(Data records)
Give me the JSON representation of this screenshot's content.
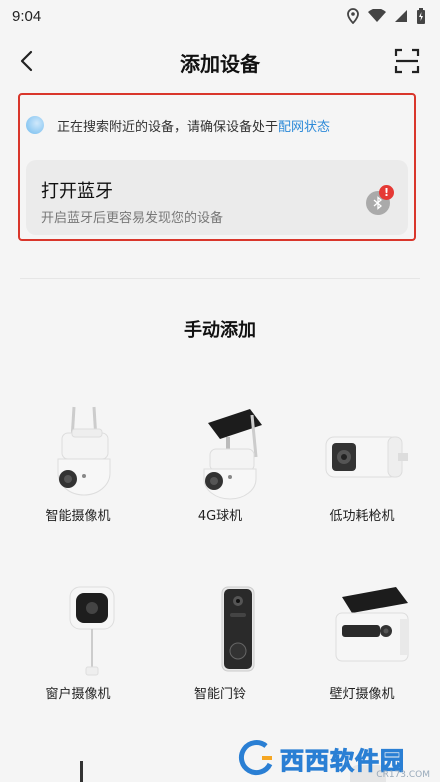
{
  "status_bar": {
    "time": "9:04",
    "icons": [
      "location-icon",
      "wifi-icon",
      "signal-icon",
      "battery-icon"
    ]
  },
  "header": {
    "title": "添加设备",
    "back_icon": "chevron-left-icon",
    "scan_icon": "scan-icon"
  },
  "search": {
    "text": "正在搜索附近的设备，请确保设备处于",
    "link": "配网状态"
  },
  "bluetooth_card": {
    "title": "打开蓝牙",
    "subtitle": "开启蓝牙后更容易发现您的设备",
    "alert": "!"
  },
  "manual": {
    "title": "手动添加"
  },
  "devices": [
    {
      "label": "智能摄像机",
      "icon": "ptz-camera-icon"
    },
    {
      "label": "4G球机",
      "icon": "solar-ptz-camera-icon"
    },
    {
      "label": "低功耗枪机",
      "icon": "bullet-camera-icon"
    },
    {
      "label": "窗户摄像机",
      "icon": "window-camera-icon"
    },
    {
      "label": "智能门铃",
      "icon": "doorbell-icon"
    },
    {
      "label": "壁灯摄像机",
      "icon": "floodlight-camera-icon"
    }
  ],
  "watermark": {
    "text": "西西软件园",
    "sub": "CR173.COM"
  },
  "colors": {
    "highlight_border": "#d9362b",
    "link": "#2d8ad8",
    "alert": "#e53935"
  }
}
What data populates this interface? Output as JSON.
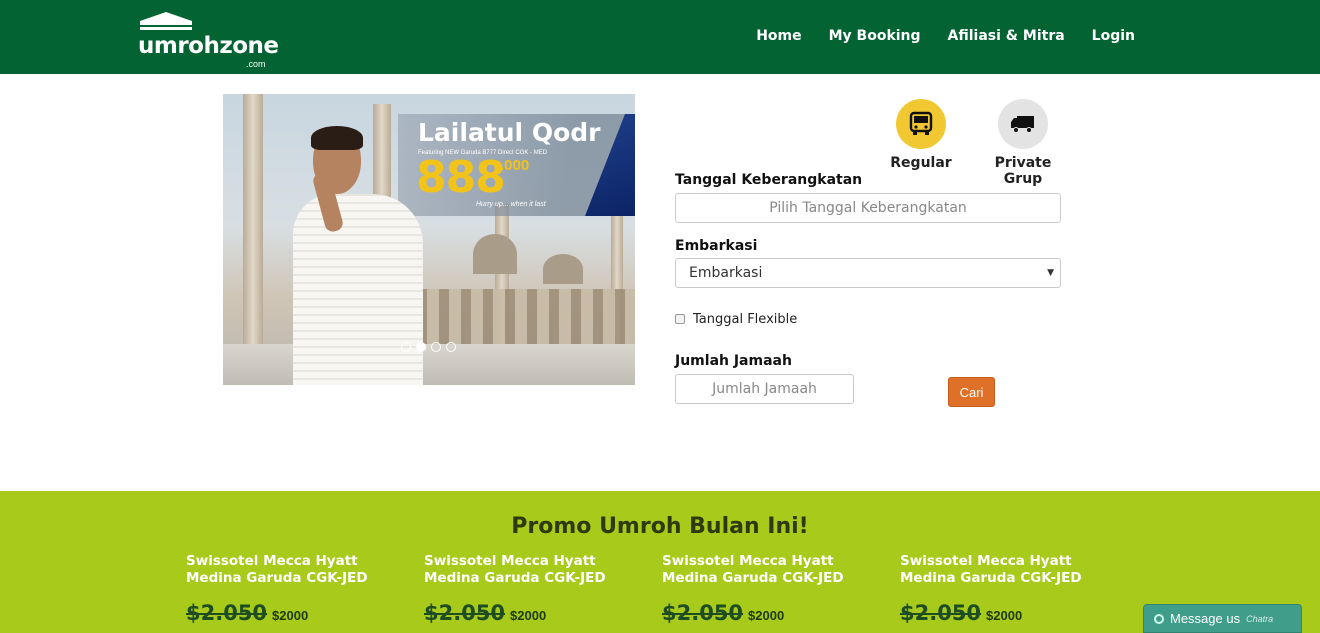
{
  "header": {
    "logo_text": "umrohzone",
    "logo_suffix": ".com",
    "nav": [
      "Home",
      "My Booking",
      "Afiliasi & Mitra",
      "Login"
    ]
  },
  "carousel": {
    "banner_title": "Lailatul Qodr",
    "banner_subtitle": "Featuring NEW Garuda B777 Direct CGK - MED",
    "banner_price": "888",
    "banner_price_suffix": ".000",
    "banner_tagline": "Hurry up... when it last",
    "active_slide": 2,
    "slide_count": 4
  },
  "booking": {
    "types": [
      {
        "label": "Regular",
        "icon": "bus-icon",
        "color": "#f2c832"
      },
      {
        "label": "Private Grup",
        "icon": "truck-icon",
        "color": "#e3e3e3"
      }
    ],
    "date_label": "Tanggal Keberangkatan",
    "date_placeholder": "Pilih Tanggal Keberangkatan",
    "embarkasi_label": "Embarkasi",
    "embarkasi_value": "Embarkasi",
    "flexible_label": "Tanggal Flexible",
    "jamaah_label": "Jumlah Jamaah",
    "jamaah_placeholder": "Jumlah Jamaah",
    "search_button": "Cari"
  },
  "promo": {
    "title": "Promo Umroh Bulan Ini!",
    "cards": [
      {
        "title": "Swissotel Mecca Hyatt Medina Garuda CGK-JED",
        "old_price": "$2.050",
        "new_price": "$2000"
      },
      {
        "title": "Swissotel Mecca Hyatt Medina Garuda CGK-JED",
        "old_price": "$2.050",
        "new_price": "$2000"
      },
      {
        "title": "Swissotel Mecca Hyatt Medina Garuda CGK-JED",
        "old_price": "$2.050",
        "new_price": "$2000"
      },
      {
        "title": "Swissotel Mecca Hyatt Medina Garuda CGK-JED",
        "old_price": "$2.050",
        "new_price": "$2000"
      }
    ]
  },
  "chat": {
    "label": "Message us",
    "brand": "Chatra"
  },
  "colors": {
    "header": "#046333",
    "promo_bg": "#a8ca1b",
    "button": "#df7027"
  }
}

### Your task:
Copy the lines from the entries above in which the word "Jamaah" appears.

### Expected answer:
    "jamaah_label": "Jumlah Jamaah",
    "jamaah_placeholder": "Jumlah Jamaah",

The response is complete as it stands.